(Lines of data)
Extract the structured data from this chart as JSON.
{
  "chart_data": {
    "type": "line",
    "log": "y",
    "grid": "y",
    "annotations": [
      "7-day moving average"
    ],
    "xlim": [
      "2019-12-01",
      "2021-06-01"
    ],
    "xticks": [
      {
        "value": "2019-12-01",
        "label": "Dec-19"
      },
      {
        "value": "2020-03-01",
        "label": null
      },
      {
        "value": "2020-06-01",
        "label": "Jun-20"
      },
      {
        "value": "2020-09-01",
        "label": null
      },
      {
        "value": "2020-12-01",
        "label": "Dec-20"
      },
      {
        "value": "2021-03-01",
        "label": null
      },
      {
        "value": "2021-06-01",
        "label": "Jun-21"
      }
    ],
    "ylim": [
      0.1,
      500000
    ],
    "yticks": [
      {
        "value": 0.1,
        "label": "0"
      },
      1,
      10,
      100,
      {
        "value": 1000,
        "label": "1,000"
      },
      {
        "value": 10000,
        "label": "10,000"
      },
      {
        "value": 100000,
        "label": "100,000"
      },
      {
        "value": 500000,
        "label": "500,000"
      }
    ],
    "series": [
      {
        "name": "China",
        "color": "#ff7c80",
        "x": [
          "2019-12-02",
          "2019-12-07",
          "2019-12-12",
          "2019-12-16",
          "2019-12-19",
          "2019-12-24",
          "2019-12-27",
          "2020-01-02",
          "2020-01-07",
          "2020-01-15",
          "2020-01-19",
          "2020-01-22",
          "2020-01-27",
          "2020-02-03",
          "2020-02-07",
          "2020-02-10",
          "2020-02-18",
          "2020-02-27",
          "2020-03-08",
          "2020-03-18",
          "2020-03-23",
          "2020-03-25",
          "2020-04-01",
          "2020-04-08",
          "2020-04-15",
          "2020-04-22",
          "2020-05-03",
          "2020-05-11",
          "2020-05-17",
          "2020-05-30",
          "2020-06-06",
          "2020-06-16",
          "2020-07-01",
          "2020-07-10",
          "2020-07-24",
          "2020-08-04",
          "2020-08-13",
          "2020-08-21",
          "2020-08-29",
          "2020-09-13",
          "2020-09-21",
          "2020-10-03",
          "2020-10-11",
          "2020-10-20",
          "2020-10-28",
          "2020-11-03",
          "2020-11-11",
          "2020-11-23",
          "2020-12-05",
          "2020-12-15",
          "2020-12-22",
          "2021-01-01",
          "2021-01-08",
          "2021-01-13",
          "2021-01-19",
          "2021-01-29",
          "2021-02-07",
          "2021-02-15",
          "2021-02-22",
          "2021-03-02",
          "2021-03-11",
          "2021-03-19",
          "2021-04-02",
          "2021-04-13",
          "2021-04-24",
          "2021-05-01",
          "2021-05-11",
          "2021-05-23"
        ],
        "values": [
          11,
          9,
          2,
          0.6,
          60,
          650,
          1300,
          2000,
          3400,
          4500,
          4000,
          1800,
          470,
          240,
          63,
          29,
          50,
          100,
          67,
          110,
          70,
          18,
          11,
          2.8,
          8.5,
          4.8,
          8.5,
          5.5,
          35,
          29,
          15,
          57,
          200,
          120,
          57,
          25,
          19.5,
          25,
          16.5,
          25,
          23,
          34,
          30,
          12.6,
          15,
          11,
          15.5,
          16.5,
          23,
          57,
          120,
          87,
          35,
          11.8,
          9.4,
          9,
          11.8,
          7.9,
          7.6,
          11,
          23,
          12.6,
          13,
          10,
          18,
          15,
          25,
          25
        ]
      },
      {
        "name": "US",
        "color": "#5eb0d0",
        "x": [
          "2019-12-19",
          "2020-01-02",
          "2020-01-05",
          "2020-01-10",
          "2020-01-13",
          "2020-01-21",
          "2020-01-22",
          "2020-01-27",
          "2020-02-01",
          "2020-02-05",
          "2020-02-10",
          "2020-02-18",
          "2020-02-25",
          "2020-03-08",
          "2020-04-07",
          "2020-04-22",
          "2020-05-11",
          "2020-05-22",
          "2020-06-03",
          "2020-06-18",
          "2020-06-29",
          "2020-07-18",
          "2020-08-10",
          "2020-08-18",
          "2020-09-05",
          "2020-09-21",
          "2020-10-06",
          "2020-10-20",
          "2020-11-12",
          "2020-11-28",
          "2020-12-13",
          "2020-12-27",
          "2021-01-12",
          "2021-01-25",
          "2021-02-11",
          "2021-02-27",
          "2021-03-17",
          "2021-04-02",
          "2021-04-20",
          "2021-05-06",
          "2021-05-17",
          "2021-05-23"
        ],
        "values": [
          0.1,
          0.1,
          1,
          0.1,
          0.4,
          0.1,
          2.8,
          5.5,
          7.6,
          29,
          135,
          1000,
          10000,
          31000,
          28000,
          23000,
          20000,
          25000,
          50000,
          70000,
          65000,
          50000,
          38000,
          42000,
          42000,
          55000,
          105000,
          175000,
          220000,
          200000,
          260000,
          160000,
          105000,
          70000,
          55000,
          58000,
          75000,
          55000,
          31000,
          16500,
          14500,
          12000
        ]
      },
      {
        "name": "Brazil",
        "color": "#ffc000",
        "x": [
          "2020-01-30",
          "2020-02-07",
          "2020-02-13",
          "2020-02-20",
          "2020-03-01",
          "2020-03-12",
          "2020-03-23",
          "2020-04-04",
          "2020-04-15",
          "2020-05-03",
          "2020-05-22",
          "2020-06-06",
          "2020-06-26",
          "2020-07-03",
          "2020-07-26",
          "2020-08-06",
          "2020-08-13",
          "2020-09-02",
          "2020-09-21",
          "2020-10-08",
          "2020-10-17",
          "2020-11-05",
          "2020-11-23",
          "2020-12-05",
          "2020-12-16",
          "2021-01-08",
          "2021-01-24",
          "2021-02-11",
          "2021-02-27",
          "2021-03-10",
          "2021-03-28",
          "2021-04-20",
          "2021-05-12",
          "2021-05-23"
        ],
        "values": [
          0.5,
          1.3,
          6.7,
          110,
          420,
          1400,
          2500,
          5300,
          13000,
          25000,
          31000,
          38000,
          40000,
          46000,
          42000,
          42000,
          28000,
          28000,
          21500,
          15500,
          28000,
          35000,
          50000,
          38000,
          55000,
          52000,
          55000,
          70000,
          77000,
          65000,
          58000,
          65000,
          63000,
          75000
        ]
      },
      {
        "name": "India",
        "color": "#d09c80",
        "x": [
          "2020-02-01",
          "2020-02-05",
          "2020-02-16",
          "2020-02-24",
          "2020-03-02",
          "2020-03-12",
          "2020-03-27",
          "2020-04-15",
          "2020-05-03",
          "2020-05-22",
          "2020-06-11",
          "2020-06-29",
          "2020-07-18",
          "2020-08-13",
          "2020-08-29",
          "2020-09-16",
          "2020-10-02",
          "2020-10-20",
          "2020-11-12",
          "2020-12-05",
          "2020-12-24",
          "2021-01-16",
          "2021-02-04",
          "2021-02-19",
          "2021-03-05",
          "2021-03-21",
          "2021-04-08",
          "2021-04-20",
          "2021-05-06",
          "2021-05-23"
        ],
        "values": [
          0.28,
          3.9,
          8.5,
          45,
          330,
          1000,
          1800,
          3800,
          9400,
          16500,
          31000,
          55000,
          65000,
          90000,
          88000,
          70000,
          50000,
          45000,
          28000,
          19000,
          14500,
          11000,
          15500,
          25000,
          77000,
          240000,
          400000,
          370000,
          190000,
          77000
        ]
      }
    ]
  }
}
* * *
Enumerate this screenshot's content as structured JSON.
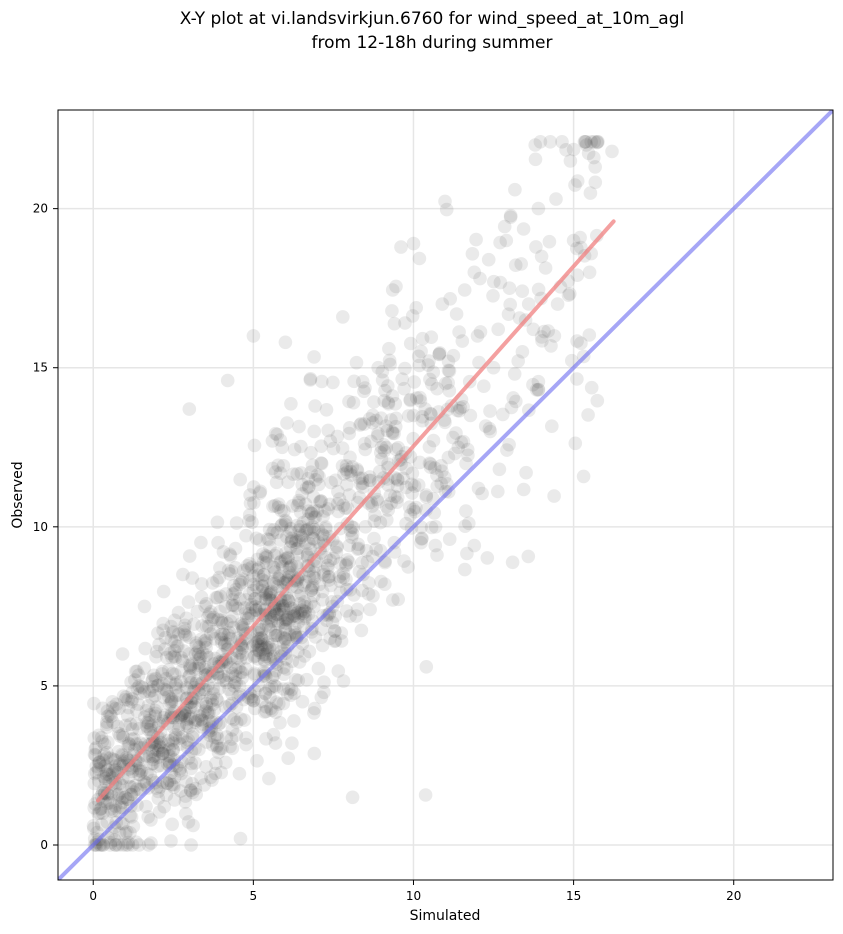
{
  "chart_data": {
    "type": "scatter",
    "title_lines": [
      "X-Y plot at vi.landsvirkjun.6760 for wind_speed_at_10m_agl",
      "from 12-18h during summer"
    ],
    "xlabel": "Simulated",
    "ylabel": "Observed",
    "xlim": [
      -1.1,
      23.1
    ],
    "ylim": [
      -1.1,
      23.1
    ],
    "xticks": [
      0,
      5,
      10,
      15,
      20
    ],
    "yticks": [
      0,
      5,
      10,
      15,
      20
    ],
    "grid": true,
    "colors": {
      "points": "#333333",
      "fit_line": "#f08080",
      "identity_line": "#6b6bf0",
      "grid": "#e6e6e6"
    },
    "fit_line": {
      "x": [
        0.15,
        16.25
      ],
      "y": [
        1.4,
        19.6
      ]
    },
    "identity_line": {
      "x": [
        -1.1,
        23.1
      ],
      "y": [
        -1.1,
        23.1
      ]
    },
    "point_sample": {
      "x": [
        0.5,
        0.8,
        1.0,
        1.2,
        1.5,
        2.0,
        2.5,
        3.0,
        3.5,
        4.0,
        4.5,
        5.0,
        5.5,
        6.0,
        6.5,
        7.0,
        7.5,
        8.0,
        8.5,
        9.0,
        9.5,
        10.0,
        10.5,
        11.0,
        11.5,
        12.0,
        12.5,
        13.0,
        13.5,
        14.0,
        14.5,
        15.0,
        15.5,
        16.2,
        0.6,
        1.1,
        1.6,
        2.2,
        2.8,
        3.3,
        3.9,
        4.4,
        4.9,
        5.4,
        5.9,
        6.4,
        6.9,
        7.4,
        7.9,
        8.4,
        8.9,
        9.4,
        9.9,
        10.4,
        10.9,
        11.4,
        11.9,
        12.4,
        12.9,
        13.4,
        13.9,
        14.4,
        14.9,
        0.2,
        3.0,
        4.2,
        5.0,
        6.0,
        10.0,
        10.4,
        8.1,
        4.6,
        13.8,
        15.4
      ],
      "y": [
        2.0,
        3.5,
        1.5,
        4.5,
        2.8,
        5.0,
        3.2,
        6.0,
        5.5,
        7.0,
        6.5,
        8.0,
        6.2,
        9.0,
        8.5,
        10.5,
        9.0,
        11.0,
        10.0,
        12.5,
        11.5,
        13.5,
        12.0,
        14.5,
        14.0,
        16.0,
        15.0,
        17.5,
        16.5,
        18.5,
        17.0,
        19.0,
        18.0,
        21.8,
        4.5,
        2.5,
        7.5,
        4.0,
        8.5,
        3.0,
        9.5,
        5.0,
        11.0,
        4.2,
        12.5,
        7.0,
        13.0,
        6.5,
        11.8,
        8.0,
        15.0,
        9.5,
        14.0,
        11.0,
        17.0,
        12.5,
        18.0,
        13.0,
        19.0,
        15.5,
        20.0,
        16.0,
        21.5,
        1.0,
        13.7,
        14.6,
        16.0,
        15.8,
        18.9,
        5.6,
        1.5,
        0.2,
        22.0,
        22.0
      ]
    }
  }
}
==
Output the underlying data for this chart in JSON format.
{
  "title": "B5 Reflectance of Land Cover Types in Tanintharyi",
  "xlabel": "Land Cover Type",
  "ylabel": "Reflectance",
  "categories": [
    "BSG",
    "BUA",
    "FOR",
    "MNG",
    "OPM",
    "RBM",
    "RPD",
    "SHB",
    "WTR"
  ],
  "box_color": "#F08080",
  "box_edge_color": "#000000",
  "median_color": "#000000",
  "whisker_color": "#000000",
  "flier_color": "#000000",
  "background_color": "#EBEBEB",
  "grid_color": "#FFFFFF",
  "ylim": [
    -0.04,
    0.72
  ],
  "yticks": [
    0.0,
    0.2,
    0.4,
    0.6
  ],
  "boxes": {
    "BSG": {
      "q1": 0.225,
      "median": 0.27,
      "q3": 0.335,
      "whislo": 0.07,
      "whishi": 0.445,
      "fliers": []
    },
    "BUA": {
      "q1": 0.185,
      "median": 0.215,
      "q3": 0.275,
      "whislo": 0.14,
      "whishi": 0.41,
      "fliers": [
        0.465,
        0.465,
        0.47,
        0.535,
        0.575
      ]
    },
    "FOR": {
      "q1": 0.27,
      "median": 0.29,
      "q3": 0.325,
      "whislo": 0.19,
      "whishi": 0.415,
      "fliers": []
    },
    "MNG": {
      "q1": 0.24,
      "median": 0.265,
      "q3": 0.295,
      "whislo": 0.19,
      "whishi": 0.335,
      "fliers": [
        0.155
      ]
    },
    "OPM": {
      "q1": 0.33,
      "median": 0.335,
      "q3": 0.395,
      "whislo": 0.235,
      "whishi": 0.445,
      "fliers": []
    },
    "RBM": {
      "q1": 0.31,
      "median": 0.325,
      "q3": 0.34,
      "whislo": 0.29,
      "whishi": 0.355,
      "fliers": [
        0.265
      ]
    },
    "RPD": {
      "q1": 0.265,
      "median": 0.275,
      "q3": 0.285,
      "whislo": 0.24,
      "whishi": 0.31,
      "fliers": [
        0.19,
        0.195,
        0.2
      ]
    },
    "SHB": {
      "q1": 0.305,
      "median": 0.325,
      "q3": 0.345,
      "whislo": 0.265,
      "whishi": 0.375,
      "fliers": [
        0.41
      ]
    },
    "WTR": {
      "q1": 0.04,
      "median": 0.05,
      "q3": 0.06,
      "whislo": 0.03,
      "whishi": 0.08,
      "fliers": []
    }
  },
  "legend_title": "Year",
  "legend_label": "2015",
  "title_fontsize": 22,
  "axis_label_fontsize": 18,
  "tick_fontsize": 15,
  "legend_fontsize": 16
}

WORK REQUIRED> Go through the records above and copy every line with the word "whislo".

RESPONSE TO THIS EXERCISE>
      "whislo": 0.07,
      "whislo": 0.14,
      "whislo": 0.19,
      "whislo": 0.19,
      "whislo": 0.235,
      "whislo": 0.29,
      "whislo": 0.24,
      "whislo": 0.265,
      "whislo": 0.03,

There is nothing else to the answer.